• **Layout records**

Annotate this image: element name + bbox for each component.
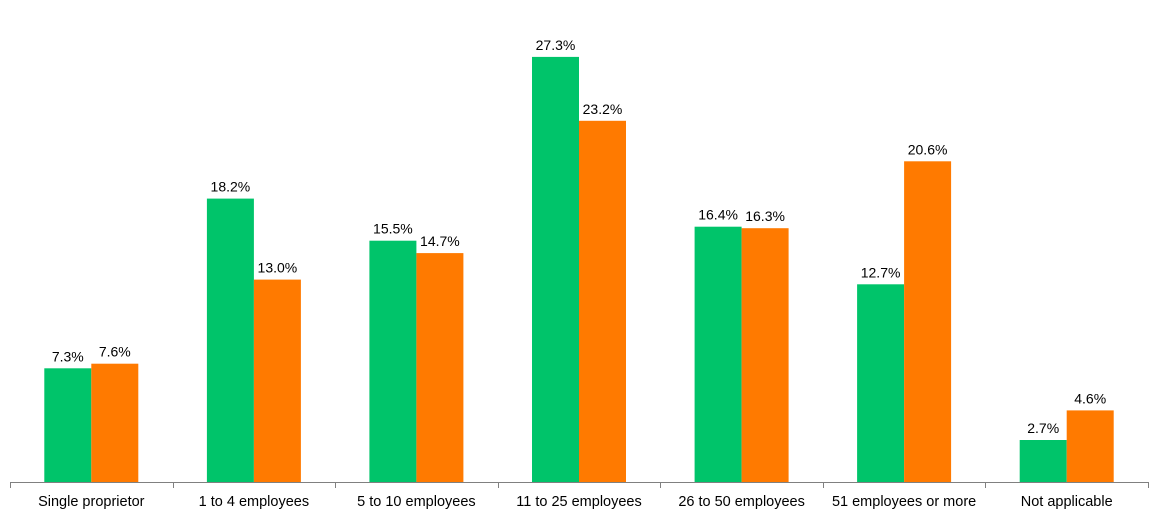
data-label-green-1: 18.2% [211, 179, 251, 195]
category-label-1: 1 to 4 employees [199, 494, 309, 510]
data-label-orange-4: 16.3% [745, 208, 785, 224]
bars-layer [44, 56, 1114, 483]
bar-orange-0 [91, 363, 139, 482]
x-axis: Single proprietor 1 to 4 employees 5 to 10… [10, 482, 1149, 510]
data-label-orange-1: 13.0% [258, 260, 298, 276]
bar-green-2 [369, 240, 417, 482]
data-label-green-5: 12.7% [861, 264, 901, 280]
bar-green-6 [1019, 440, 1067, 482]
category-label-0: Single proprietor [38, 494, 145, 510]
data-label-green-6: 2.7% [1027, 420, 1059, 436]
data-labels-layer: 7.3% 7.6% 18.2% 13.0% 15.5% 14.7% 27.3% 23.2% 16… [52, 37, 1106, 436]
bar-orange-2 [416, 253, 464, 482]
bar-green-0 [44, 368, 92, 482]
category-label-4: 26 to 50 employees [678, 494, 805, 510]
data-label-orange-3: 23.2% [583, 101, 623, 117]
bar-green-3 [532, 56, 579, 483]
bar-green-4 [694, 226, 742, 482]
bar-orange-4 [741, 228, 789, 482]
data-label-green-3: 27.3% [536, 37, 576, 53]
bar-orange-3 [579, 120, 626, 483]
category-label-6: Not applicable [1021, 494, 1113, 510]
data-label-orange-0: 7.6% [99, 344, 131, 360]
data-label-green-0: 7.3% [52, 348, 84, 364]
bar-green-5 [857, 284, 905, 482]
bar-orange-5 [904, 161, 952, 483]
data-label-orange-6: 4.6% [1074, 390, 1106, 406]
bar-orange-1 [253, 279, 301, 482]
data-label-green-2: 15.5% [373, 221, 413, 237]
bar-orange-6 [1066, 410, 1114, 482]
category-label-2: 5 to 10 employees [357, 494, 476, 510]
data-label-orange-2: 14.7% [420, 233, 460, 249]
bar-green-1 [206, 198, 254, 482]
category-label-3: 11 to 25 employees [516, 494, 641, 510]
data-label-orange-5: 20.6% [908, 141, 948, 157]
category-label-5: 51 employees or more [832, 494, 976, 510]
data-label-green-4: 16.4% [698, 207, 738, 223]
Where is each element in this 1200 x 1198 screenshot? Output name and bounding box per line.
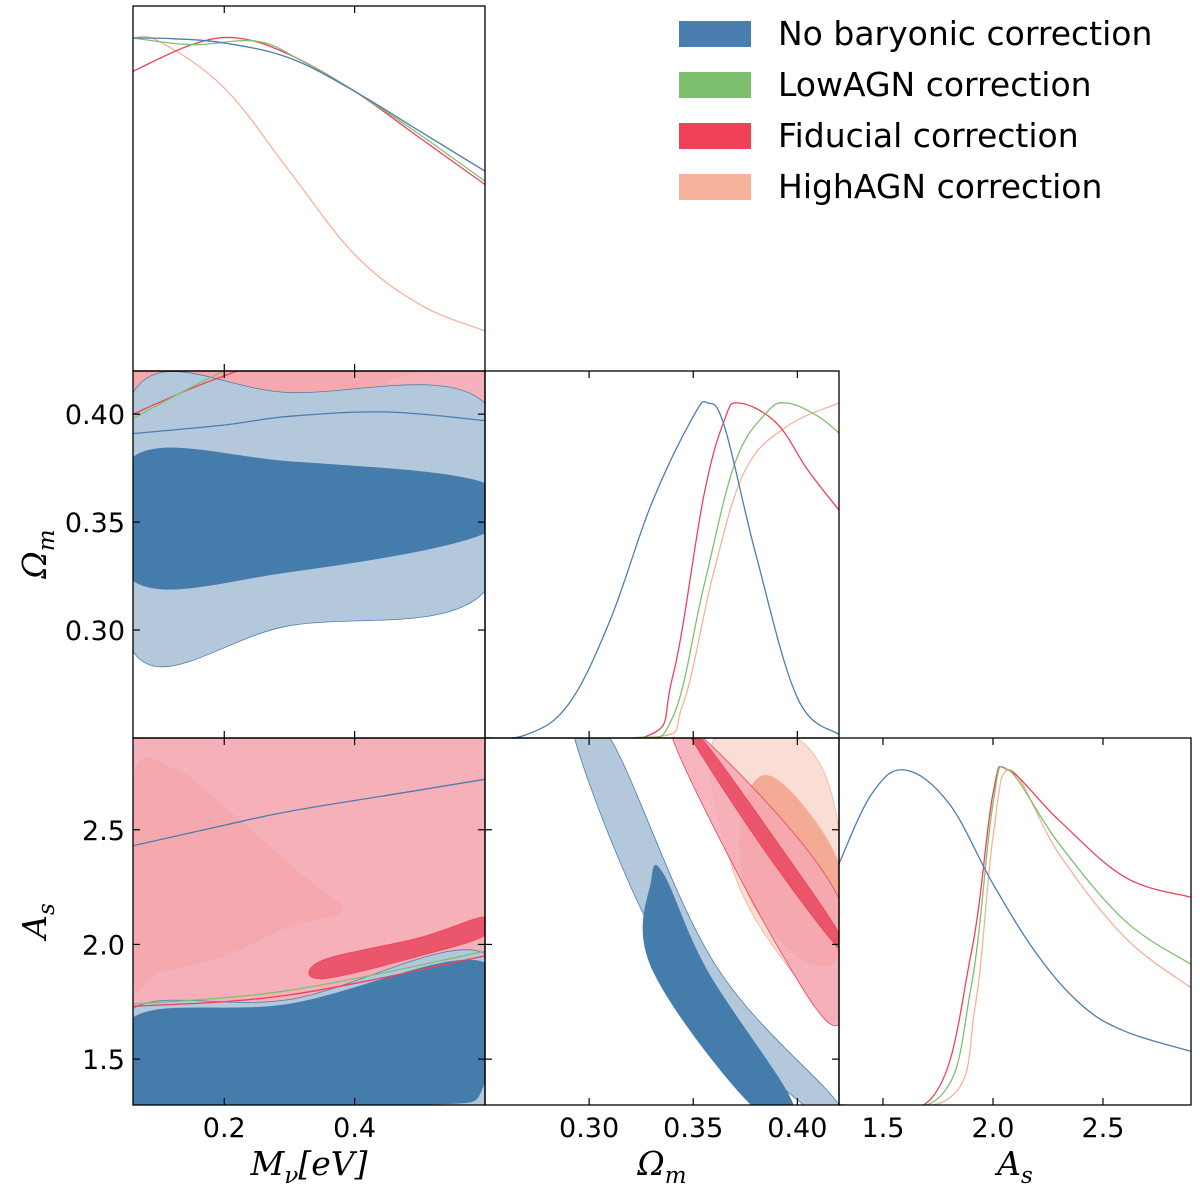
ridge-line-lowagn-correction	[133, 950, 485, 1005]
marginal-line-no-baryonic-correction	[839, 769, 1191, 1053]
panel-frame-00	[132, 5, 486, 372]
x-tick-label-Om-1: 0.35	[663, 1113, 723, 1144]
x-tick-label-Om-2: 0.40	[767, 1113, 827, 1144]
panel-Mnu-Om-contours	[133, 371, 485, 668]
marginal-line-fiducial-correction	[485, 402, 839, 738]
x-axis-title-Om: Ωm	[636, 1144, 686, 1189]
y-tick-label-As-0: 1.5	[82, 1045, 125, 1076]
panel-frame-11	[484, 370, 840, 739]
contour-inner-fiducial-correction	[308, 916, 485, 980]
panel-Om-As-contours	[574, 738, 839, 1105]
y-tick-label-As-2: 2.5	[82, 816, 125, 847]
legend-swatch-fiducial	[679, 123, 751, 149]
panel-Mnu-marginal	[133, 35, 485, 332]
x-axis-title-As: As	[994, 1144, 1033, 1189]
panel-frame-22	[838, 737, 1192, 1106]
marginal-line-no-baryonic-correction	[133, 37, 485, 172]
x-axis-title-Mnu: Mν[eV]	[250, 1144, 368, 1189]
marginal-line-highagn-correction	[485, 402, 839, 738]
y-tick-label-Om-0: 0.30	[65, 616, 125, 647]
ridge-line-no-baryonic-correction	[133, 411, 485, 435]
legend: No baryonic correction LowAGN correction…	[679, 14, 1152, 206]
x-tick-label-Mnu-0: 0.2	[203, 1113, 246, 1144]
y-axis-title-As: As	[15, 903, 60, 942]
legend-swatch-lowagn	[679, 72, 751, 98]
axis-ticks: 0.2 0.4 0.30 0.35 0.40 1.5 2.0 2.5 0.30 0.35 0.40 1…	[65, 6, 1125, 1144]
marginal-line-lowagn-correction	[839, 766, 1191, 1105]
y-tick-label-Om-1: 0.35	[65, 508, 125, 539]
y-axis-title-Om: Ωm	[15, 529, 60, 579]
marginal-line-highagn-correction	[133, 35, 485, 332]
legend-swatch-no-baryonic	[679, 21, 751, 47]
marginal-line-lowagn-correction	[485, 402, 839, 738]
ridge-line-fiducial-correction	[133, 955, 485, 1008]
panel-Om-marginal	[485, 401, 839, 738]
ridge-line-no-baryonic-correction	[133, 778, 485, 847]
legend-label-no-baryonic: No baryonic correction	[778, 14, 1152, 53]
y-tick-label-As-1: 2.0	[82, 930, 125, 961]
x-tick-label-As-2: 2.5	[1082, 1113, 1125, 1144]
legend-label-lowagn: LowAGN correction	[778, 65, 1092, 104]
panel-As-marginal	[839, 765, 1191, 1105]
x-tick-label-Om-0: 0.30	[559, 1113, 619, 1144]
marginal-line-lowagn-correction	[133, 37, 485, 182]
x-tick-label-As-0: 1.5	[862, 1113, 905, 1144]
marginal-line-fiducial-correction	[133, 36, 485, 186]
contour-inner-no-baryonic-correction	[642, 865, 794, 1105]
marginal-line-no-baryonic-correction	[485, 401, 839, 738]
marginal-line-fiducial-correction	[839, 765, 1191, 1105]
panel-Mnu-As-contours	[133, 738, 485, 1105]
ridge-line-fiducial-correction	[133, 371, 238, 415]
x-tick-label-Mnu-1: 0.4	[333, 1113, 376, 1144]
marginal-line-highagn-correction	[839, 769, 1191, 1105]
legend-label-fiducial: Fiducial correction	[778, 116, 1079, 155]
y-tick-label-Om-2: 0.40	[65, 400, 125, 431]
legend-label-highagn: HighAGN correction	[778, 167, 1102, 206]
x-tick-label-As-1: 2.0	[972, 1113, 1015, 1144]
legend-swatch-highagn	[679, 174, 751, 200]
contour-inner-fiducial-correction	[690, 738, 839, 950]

• **Exercise**
Return each line of the material above that contains the string "highagn".

• **Written reply**
marginal-line-highagn-correction	[485, 402, 839, 738]
marginal-line-highagn-correction	[133, 35, 485, 332]
marginal-line-highagn-correction	[839, 769, 1191, 1105]
legend-label-highagn: HighAGN correction	[778, 167, 1102, 206]
legend-swatch-highagn	[679, 174, 751, 200]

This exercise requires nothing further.